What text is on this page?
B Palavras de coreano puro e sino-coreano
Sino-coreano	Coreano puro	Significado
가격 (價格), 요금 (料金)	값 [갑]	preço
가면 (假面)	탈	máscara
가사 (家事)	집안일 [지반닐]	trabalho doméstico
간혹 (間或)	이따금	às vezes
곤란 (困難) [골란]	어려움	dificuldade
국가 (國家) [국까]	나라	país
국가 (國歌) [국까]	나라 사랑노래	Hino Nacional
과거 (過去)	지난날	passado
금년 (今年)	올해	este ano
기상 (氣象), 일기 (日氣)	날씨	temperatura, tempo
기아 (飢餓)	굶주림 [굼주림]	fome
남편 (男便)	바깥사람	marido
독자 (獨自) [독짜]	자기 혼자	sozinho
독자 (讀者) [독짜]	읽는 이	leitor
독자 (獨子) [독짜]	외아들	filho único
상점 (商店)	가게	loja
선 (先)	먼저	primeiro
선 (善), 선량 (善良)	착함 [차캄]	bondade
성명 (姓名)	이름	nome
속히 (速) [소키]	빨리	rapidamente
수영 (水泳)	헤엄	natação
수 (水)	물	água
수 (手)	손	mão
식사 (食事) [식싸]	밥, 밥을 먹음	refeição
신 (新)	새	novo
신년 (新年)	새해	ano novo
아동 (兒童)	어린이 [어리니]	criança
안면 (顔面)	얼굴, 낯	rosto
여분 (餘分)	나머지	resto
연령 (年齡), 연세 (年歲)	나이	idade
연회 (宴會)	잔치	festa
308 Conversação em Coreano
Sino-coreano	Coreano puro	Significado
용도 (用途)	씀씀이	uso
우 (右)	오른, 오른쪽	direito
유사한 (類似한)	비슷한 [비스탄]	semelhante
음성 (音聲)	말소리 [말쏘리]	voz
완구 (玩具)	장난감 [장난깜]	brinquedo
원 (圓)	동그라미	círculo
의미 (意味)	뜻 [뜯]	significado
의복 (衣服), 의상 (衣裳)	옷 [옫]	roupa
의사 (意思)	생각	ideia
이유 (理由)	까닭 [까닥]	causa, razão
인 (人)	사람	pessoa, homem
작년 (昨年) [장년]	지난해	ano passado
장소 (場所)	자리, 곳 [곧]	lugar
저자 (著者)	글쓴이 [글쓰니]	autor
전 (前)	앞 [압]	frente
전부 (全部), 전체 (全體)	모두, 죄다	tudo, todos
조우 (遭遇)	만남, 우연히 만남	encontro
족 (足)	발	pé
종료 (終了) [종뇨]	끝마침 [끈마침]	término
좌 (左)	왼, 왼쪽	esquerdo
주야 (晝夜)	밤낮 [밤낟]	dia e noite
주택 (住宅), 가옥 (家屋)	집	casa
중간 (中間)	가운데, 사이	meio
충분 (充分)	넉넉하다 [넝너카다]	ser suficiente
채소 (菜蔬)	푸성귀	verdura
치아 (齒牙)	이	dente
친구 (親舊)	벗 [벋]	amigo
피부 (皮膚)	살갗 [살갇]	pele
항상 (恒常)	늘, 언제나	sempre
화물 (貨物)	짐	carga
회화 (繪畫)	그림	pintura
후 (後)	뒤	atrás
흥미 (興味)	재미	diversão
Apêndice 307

◆ ◆ ◆ ◆

**WHAT TO DO**
Transcribe the entire listing above precisely.

**FINISHED TASK**
What text is on this page?
B Palavras de coreano puro e sino-coreano
Sino-coreano	Coreano puro	Significado
가격 (價格), 요금 (料金)	값 [갑]	preço
가면 (假面)	탈	máscara
가사 (家事)	집안일 [지반닐]	trabalho doméstico
간혹 (間或)	이따금	às vezes
곤란 (困難) [골란]	어려움	dificuldade
국가 (國家) [국까]	나라	país
국가 (國歌) [국까]	나라 사랑노래	Hino Nacional
과거 (過去)	지난날	passado
금년 (今年)	올해	este ano
기상 (氣象), 일기 (日氣)	날씨	temperatura, tempo
기아 (飢餓)	굶주림 [굼주림]	fome
남편 (男便)	바깥사람	marido
독자 (獨自) [독짜]	자기 혼자	sozinho
독자 (讀者) [독짜]	읽는 이	leitor
독자 (獨子) [독짜]	외아들	filho único
상점 (商店)	가게	loja
선 (先)	먼저	primeiro
선 (善), 선량 (善良)	착함 [차캄]	bondade
성명 (姓名)	이름	nome
속히 (速) [소키]	빨리	rapidamente
수영 (水泳)	헤엄	natação
수 (水)	물	água
수 (手)	손	mão
식사 (食事) [식싸]	밥, 밥을 먹음	refeição
신 (新)	새	novo
신년 (新年)	새해	ano novo
아동 (兒童)	어린이 [어리니]	criança
안면 (顔面)	얼굴, 낯	rosto
여분 (餘分)	나머지	resto
연령 (年齡), 연세 (年歲)	나이	idade
연회 (宴會)	잔치	festa
308 Conversação em Coreano
Sino-coreano	Coreano puro	Significado
용도 (用途)	씀씀이	uso
우 (右)	오른, 오른쪽	direito
유사한 (類似한)	비슷한 [비스탄]	semelhante
음성 (音聲)	말소리 [말쏘리]	voz
완구 (玩具)	장난감 [장난깜]	brinquedo
원 (圓)	동그라미	círculo
의미 (意味)	뜻 [뜯]	significado
의복 (衣服), 의상 (衣裳)	옷 [옫]	roupa
의사 (意思)	생각	ideia
이유 (理由)	까닭 [까닥]	causa, razão
인 (人)	사람	pessoa, homem
작년 (昨年) [장년]	지난해	ano passado
장소 (場所)	자리, 곳 [곧]	lugar
저자 (著者)	글쓴이 [글쓰니]	autor
전 (前)	앞 [압]	frente
전부 (全部), 전체 (全體)	모두, 죄다	tudo, todos
조우 (遭遇)	만남, 우연히 만남	encontro
족 (足)	발	pé
종료 (終了) [종뇨]	끝마침 [끈마침]	término
좌 (左)	왼, 왼쪽	esquerdo
주야 (晝夜)	밤낮 [밤낟]	dia e noite
주택 (住宅), 가옥 (家屋)	집	casa
중간 (中間)	가운데, 사이	meio
충분 (充分)	넉넉하다 [넝너카다]	ser suficiente
채소 (菜蔬)	푸성귀	verdura
치아 (齒牙)	이	dente
친구 (親舊)	벗 [벋]	amigo
피부 (皮膚)	살갗 [살갇]	pele
항상 (恒常)	늘, 언제나	sempre
화물 (貨物)	짐	carga
회화 (繪畫)	그림	pintura
후 (後)	뒤	atrás
흥미 (興味)	재미	diversão
Apêndice 307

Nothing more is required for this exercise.